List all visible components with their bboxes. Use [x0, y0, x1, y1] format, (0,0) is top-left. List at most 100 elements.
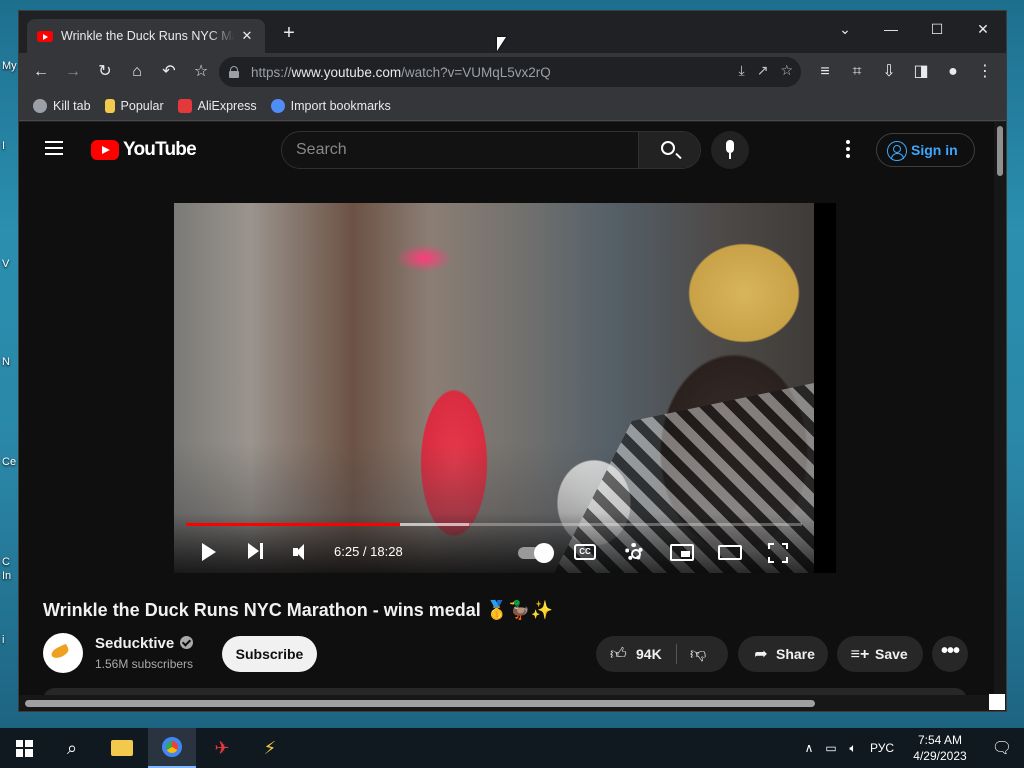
- file-explorer-icon[interactable]: [98, 728, 146, 768]
- reload-icon[interactable]: ↻: [91, 58, 119, 86]
- globe-icon: [33, 98, 47, 113]
- system-tray: ∧ ▭ 🔈︎ РУС 7:54 AM 4/29/2023 🗨︎: [798, 728, 1024, 768]
- desktop-label[interactable]: Ce: [2, 456, 16, 468]
- menu-icon[interactable]: [45, 141, 63, 155]
- time-display: 6:25 / 18:28: [334, 544, 403, 559]
- undo-icon[interactable]: ↶: [155, 58, 183, 86]
- language-indicator[interactable]: РУС: [864, 741, 900, 755]
- captions-icon[interactable]: CC: [574, 544, 596, 560]
- save-button[interactable]: ≡+ Save: [837, 636, 923, 672]
- save-label: Save: [875, 646, 908, 662]
- channel-name-link[interactable]: Seducktive: [95, 635, 194, 652]
- fullscreen-icon[interactable]: [768, 543, 788, 563]
- search-button[interactable]: [638, 132, 700, 168]
- settings-gear-icon[interactable]: [625, 543, 643, 561]
- youtube-favicon-icon: [37, 30, 53, 42]
- autoplay-toggle[interactable]: [518, 543, 554, 563]
- browser-window: Wrinkle the Duck Runs NYC Marathon - win…: [18, 10, 1007, 712]
- desktop-label[interactable]: I: [2, 140, 5, 152]
- pinned-app-icon[interactable]: ⚡: [246, 728, 294, 768]
- share-page-icon[interactable]: ↗: [757, 62, 769, 79]
- youtube-page: YouTube Sign in: [19, 122, 994, 702]
- tab-close-icon[interactable]: ✕: [239, 28, 255, 44]
- reading-list-icon[interactable]: ≡: [811, 58, 839, 86]
- tab-youtube[interactable]: Wrinkle the Duck Runs NYC Marathon - win…: [27, 19, 265, 53]
- share-button[interactable]: ➦ Share: [738, 636, 828, 672]
- subscribe-button[interactable]: Subscribe: [222, 636, 317, 672]
- settings-kebab-icon[interactable]: [845, 140, 851, 160]
- youtube-logo[interactable]: YouTube: [91, 139, 197, 161]
- vertical-scrollbar[interactable]: [994, 122, 1006, 702]
- maximize-button[interactable]: ☐: [915, 15, 959, 43]
- play-icon[interactable]: [202, 543, 216, 561]
- network-icon[interactable]: ▭: [820, 741, 842, 755]
- sign-in-button[interactable]: Sign in: [876, 133, 975, 167]
- clock-date: 4/29/2023: [913, 749, 967, 763]
- chrome-taskbar-icon[interactable]: [148, 728, 196, 768]
- notifications-icon[interactable]: 🗨︎: [980, 738, 1024, 758]
- volume-tray-icon[interactable]: 🔈︎: [842, 741, 864, 756]
- desktop-label[interactable]: i: [2, 634, 4, 646]
- voice-search-button[interactable]: [711, 131, 749, 169]
- more-actions-button[interactable]: •••: [932, 636, 968, 672]
- install-app-icon[interactable]: ⤓: [739, 62, 745, 79]
- like-divider: [676, 644, 677, 664]
- app-taskbar-icon[interactable]: ✈: [198, 728, 246, 768]
- tray-expand-icon[interactable]: ∧: [798, 741, 820, 755]
- search-input[interactable]: [296, 132, 636, 168]
- address-bar[interactable]: https://www.youtube.com/watch?v=VUMqL5vx…: [219, 57, 801, 87]
- close-window-button[interactable]: ✕: [961, 15, 1005, 43]
- new-tab-button[interactable]: +: [279, 23, 299, 43]
- thumbs-down-icon[interactable]: 👎︎: [690, 645, 706, 664]
- home-icon[interactable]: ⌂: [123, 58, 151, 86]
- start-button[interactable]: [0, 728, 48, 768]
- crop-screenshot-icon[interactable]: ⌗: [843, 58, 871, 86]
- sign-in-label: Sign in: [911, 142, 958, 158]
- browser-menu-icon[interactable]: ⋮: [971, 58, 999, 86]
- subscriber-count: 1.56M subscribers: [95, 657, 194, 671]
- minimize-button[interactable]: —: [869, 15, 913, 43]
- scroll-thumb[interactable]: [997, 126, 1003, 176]
- miniplayer-icon[interactable]: [670, 544, 694, 561]
- desktop-label[interactable]: C: [2, 556, 10, 568]
- bookmark-kill-tab[interactable]: Kill tab: [33, 98, 91, 113]
- next-video-icon[interactable]: [248, 543, 264, 561]
- theater-mode-icon[interactable]: [718, 545, 742, 560]
- lock-icon: [229, 66, 239, 78]
- desktop-label[interactable]: V: [2, 258, 9, 270]
- bookmark-star-icon[interactable]: ☆: [187, 58, 215, 86]
- mouse-cursor-icon: [497, 37, 506, 51]
- horizontal-scrollbar[interactable]: [19, 695, 994, 711]
- downloads-icon[interactable]: ⇩: [875, 58, 903, 86]
- like-count[interactable]: 94K: [636, 636, 662, 672]
- youtube-header: YouTube Sign in: [19, 122, 994, 178]
- bookmark-aliexpress[interactable]: AliExpress: [177, 98, 257, 113]
- search-taskbar-icon[interactable]: ⌕: [48, 728, 96, 768]
- bookmark-popular[interactable]: Popular: [104, 98, 164, 113]
- aliexpress-icon: [177, 98, 192, 113]
- url-prefix: https://: [251, 64, 292, 80]
- video-player[interactable]: 6:25 / 18:28 CC: [174, 203, 836, 573]
- desktop-label[interactable]: In: [2, 570, 11, 582]
- bookmarks-bar: Kill tab Popular AliExpress Import bookm…: [19, 91, 1006, 121]
- bookmark-label: Popular: [120, 98, 164, 113]
- bookmark-import[interactable]: Import bookmarks: [270, 98, 391, 113]
- desktop-label[interactable]: N: [2, 356, 10, 368]
- desktop-label[interactable]: My: [2, 60, 17, 72]
- channel-avatar[interactable]: [43, 633, 83, 673]
- back-icon[interactable]: ←: [27, 58, 55, 86]
- volume-icon[interactable]: [293, 544, 313, 560]
- like-dislike-group: 👍︎ 94K 👎︎: [596, 636, 728, 672]
- tab-search-icon[interactable]: ⌄: [823, 15, 867, 43]
- clock[interactable]: 7:54 AM 4/29/2023: [900, 732, 980, 764]
- windows-logo-icon: [15, 739, 33, 757]
- scroll-thumb[interactable]: [25, 700, 815, 707]
- side-panel-icon[interactable]: ◨: [907, 58, 935, 86]
- bookmark-page-icon[interactable]: ☆: [780, 62, 793, 79]
- share-arrow-icon: ➦: [754, 646, 768, 663]
- scroll-corner: [989, 694, 1005, 710]
- thumbs-up-icon[interactable]: 👍︎: [610, 645, 627, 664]
- progress-bar[interactable]: [186, 523, 802, 526]
- profile-icon[interactable]: ●: [939, 58, 967, 86]
- forward-icon[interactable]: →: [59, 58, 87, 86]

──────────

- **Task requirements**
Format every line of the records above as a JSON list of strings, one string per line, skipping blank lines and leaving out the pictures.

- **Response to the exercise**
[
  "List all visible components with their bboxes. Use [x0, y0, x1, y1] format, (0,0) is top-left. List at most 100 elements.",
  "- file-explorer-icon[interactable]: [98, 728, 146, 768]",
  "- reload-icon[interactable]: ↻: [91, 58, 119, 86]",
  "- globe-icon: [33, 98, 47, 113]",
  "- system-tray: ∧ ▭ 🔈︎ РУС 7:54 AM 4/29/2023 🗨︎: [798, 728, 1024, 768]",
  "- desktop-label[interactable]: Ce: [2, 456, 16, 468]",
  "- menu-icon[interactable]: [45, 141, 63, 155]",
  "- time-display: 6:25 / 18:28: [334, 544, 403, 559]",
  "- undo-icon[interactable]: ↶: [155, 58, 183, 86]",
  "- language-indicator[interactable]: РУС: [864, 741, 900, 755]",
  "- captions-icon[interactable]: CC: [574, 544, 596, 560]",
  "- save-button[interactable]: ≡+ Save: [837, 636, 923, 672]",
  "- save-label: Save: [875, 646, 908, 662]",
  "- channel-name-link[interactable]: Seducktive: [95, 635, 194, 652]",
  "- fullscreen-icon[interactable]: [768, 543, 788, 563]",
  "- search-button[interactable]: [638, 132, 700, 168]",
  "- settings-gear-icon[interactable]: [625, 543, 643, 561]",
  "- youtube-favicon-icon: [37, 30, 53, 42]",
  "- autoplay-toggle[interactable]: [518, 543, 554, 563]",
  "- browser-window: Wrinkle the Duck Runs NYC Marathon - win…: [18, 10, 1007, 712]",
  "- desktop-label[interactable]: I: [2, 140, 5, 152]",
  "- pinned-app-icon[interactable]: ⚡: [246, 728, 294, 768]",
  "- share-page-icon[interactable]: ↗: [757, 62, 769, 79]",
  "- youtube-page: YouTube Sign in: [19, 122, 994, 702]",
  "- tab-close-icon[interactable]: ✕: [239, 28, 255, 44]",
  "- reading-list-icon[interactable]: ≡: [811, 58, 839, 86]",
  "- tab-youtube[interactable]: Wrinkle the Duck Runs NYC Marathon - win…: [27, 19, 265, 53]",
  "- share-button[interactable]: ➦ Share: [738, 636, 828, 672]",
  "- subscribe-button[interactable]: Subscribe: [222, 636, 317, 672]",
  "- settings-kebab-icon[interactable]: [845, 140, 851, 160]",
  "- youtube-logo[interactable]: YouTube: [91, 139, 197, 161]",
  "- vertical-scrollbar[interactable]: [994, 122, 1006, 702]",
  "- maximize-button[interactable]: ☐: [915, 15, 959, 43]",
  "- play-icon[interactable]: [202, 543, 216, 561]",
  "- network-icon[interactable]: ▭: [820, 741, 842, 755]",
  "- sign-in-button[interactable]: Sign in: [876, 133, 975, 167]",
  "- clock-date: 4/29/2023: [913, 749, 967, 763]",
  "- chrome-taskbar-icon[interactable]: [148, 728, 196, 768]",
  "- notifications-icon[interactable]: 🗨︎: [980, 738, 1024, 758]",
  "- volume-tray-icon[interactable]: 🔈︎: [842, 741, 864, 756]",
  "- desktop-label[interactable]: i: [2, 634, 4, 646]",
  "- voice-search-button[interactable]: [711, 131, 749, 169]",
  "- more-actions-button[interactable]: •••: [932, 636, 968, 672]",
  "- install-app-icon[interactable]: ⤓: [739, 62, 745, 79]",
  "- like-divider: [676, 644, 677, 664]",
  "- app-taskbar-icon[interactable]: ✈: [198, 728, 246, 768]",
  "- tray-expand-icon[interactable]: ∧: [798, 741, 820, 755]",
  "- search-input[interactable]: [296, 132, 636, 168]",
  "- address-bar[interactable]: https://www.youtube.com/watch?v=VUMqL5vx…: [219, 57, 801, 87]",
  "- close-window-button[interactable]: ✕: [961, 15, 1005, 43]",
  "- new-tab-button[interactable]: +: [279, 23, 299, 43]",
  "- thumbs-down-icon[interactable]: 👎︎: [690, 645, 706, 664]",
  "- home-icon[interactable]: ⌂: [123, 58, 151, 86]",
  "- start-button[interactable]: [0, 728, 48, 768]",
  "- crop-screenshot-icon[interactable]: ⌗: [843, 58, 871, 86]",
  "- sign-in-label: Sign in: [911, 142, 958, 158]",
  "- browser-menu-icon[interactable]: ⋮: [971, 58, 999, 86]",
  "- subscriber-count: 1.56M subscribers: [95, 657, 194, 671]",
  "- minimize-button[interactable]: —: [869, 15, 913, 43]",
  "- scroll-thumb[interactable]: [997, 126, 1003, 176]",
  "- miniplayer-icon[interactable]: [670, 544, 694, 561]",
  "- desktop-label[interactable]: C: [2, 556, 10, 568]",
  "- bookmark-kill-tab[interactable]: Kill tab: [33, 98, 91, 113]",
  "- next-video-icon[interactable]: [248, 543, 264, 561]",
  "- theater-mode-icon[interactable]: [718, 545, 742, 560]",
  "- lock-icon: [229, 66, 239, 78]",
  "- desktop-label[interactable]: V: [2, 258, 9, 270]",
  "- bookmark-star-icon[interactable]: ☆: [187, 58, 215, 86]",
  "- mouse-cursor-icon: [497, 37, 506, 51]",
  "- horizontal-scrollbar[interactable]: [19, 695, 994, 711]",
  "- downloads-icon[interactable]: ⇩: [875, 58, 903, 86]",
  "- like-count[interactable]: 94K: [636, 636, 662, 672]",
  "- youtube-header: YouTube Sign in: [19, 122, 994, 178]",
  "- bookmark-aliexpress[interactable]: AliExpress: [177, 98, 257, 113]",
  "- search-taskbar-icon[interactable]: ⌕: [48, 728, 96, 768]",
  "- bookmark-popular[interactable]: Popular: [104, 98, 164, 113]",
  "- aliexpress-icon: [177, 98, 192, 113]",
  "- url-prefix: https://: [251, 64, 292, 80]",
  "- video-player[interactable]: 6:25 / 18:28 CC: [174, 203, 836, 573]",
  "- desktop-label[interactable]: In: [2, 570, 11, 582]",
  "- bookmarks-bar: Kill tab Popular AliExpress Import bookm…: [19, 91, 1006, 121]",
  "- bookmark-label: Popular: [120, 98, 164, 113]",
  "- bookmark-import[interactable]: Import bookmarks: [270, 98, 391, 113]",
  "- desktop-label[interactable]: N: [2, 356, 10, 368]",
  "- desktop-label[interactable]: My: [2, 60, 17, 72]",
  "- channel-avatar[interactable]: [43, 633, 83, 673]",
  "- back-icon[interactable]: ←: [27, 58, 55, 86]",
  "- volume-icon[interactable]: [293, 544, 313, 560]",
  "- like-dislike-group: 👍︎ 94K 👎︎: [596, 636, 728, 672]",
  "- tab-search-icon[interactable]: ⌄: [823, 15, 867, 43]",
  "- clock[interactable]: 7:54 AM 4/29/2023: [900, 732, 980, 764]",
  "- windows-logo-icon: [15, 739, 33, 757]",
  "- scroll-thumb[interactable]: [25, 700, 815, 707]",
  "- side-panel-icon[interactable]: ◨: [907, 58, 935, 86]",
  "- bookmark-page-icon[interactable]: ☆: [780, 62, 793, 79]",
  "- share-arrow-icon: ➦: [754, 646, 768, 663]",
  "- scroll-corner: [989, 694, 1005, 710]",
  "- thumbs-up-icon[interactable]: 👍︎: [610, 645, 627, 664]",
  "- progress-bar[interactable]: [186, 523, 802, 526]",
  "- profile-icon[interactable]: ●: [939, 58, 967, 86]",
  "- forward-icon[interactable]: →: [59, 58, 87, 86]"
]